Exercise. Reproduce word for word the part of the Oracle database guide below that runs between "This guide details" and "before you begin.", inclusive.

** Exercise text follows **

Create an Oracle Database in an Azure VM

This guide details using the Azure CLI to deploy an Azure virtual machine from the Oracle marketplace gallery image in order to create an Oracle 12c database. Once the server is deployed, you will connect via SSH in order to configure the Oracle database.

If you don't have an Azure subscription, create a free account before you begin.

Open Azure Cloud Shell

Azure Cloud Shell is a free, interactive shell that you can use to run the steps in this article. Common Azure tools are preinstalled and configured in Cloud Shell for you to use with your account. Select Copy to copy the code, paste it in Cloud Shell, and then press Enter to run it. There are a few ways to open Cloud Shell:

Select Try It in the upper-right corner of a code block. Example of Try It for Azure Cloud Shell
Open Cloud Shell in your browser. Launch Azure Cloud Shell button
Select the Cloud Shell button on the menu in the upper-right corner of the Azure portal. Cloud Shell button in the Azure portal

If you choose to install and use the CLI locally, this quickstart requires that you are running the Azure CLI version 2.0.4 or later. Run az --version to find the version. If you need to install or upgrade, see Install Azure CLI.

** End of Exercise text **
** Information follows **

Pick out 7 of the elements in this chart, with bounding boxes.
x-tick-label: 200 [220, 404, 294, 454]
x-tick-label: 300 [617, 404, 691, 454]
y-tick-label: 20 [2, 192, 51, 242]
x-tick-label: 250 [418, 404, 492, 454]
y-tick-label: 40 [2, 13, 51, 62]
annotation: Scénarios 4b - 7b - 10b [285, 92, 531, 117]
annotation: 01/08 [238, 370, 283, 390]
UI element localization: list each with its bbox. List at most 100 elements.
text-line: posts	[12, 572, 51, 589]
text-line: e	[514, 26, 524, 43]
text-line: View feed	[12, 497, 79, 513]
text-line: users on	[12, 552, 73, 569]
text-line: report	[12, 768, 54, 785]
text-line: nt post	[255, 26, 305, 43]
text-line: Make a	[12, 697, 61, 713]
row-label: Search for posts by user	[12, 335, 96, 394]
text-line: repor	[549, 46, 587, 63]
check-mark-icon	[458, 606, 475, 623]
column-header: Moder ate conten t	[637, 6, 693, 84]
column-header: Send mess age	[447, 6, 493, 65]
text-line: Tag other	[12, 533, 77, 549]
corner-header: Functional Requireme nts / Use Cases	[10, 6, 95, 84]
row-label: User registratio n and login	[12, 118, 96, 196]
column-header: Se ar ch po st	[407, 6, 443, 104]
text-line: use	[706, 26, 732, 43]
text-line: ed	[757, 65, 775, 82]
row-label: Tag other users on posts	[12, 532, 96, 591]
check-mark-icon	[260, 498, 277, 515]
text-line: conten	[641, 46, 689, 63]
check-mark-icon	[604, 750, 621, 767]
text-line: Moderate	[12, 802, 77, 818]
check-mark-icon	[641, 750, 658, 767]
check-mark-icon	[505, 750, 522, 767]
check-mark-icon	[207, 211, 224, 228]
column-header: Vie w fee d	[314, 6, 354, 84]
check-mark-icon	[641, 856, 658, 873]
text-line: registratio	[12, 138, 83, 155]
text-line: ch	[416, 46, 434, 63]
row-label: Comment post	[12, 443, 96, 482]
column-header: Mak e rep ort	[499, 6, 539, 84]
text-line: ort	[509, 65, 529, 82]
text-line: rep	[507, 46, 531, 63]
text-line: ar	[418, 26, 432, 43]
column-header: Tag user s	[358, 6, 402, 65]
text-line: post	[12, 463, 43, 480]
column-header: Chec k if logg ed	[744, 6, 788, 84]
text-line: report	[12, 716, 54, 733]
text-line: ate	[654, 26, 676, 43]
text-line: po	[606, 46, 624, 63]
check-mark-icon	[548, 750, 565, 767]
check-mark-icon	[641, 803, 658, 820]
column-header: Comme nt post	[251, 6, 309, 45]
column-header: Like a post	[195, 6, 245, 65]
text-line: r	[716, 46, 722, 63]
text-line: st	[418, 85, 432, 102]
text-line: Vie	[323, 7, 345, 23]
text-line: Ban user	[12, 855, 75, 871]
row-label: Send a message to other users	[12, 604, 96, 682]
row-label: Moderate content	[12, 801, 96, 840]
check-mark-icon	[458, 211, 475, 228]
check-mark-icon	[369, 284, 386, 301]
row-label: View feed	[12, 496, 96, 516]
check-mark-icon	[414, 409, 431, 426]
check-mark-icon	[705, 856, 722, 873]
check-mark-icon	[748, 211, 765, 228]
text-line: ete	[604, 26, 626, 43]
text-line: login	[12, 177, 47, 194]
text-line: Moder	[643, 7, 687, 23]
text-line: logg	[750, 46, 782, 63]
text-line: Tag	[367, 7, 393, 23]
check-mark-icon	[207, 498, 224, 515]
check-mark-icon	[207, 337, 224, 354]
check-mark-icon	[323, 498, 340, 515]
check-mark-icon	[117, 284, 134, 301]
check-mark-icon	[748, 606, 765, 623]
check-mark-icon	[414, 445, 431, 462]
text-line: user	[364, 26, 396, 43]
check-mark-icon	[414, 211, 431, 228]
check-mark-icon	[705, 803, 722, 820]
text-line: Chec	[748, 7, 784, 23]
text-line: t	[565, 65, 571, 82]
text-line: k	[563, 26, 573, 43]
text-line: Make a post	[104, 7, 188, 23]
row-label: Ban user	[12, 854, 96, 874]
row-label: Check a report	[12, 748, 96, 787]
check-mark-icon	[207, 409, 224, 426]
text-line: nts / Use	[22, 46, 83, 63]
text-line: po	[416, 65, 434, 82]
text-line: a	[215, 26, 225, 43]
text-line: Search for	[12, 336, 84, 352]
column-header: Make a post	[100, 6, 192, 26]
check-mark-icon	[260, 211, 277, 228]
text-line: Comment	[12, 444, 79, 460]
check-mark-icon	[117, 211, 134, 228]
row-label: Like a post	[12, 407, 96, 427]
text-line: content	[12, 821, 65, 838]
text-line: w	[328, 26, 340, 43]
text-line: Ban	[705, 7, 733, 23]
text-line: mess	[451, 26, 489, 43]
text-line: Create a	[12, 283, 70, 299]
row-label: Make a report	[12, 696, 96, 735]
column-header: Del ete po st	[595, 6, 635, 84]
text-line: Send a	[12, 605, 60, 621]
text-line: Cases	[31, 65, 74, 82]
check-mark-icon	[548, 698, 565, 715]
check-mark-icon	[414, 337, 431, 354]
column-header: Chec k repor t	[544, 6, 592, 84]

** End of Information **

Answer to this task.
This guide details using the Azure CLI to deploy an Azure virtual machine from the Oracle marketplace gallery image in order to create an Oracle 12c database. Once the server is deployed, you will connect via SSH in order to configure the Oracle database.

If you don't have an Azure subscription, create a free account before you begin.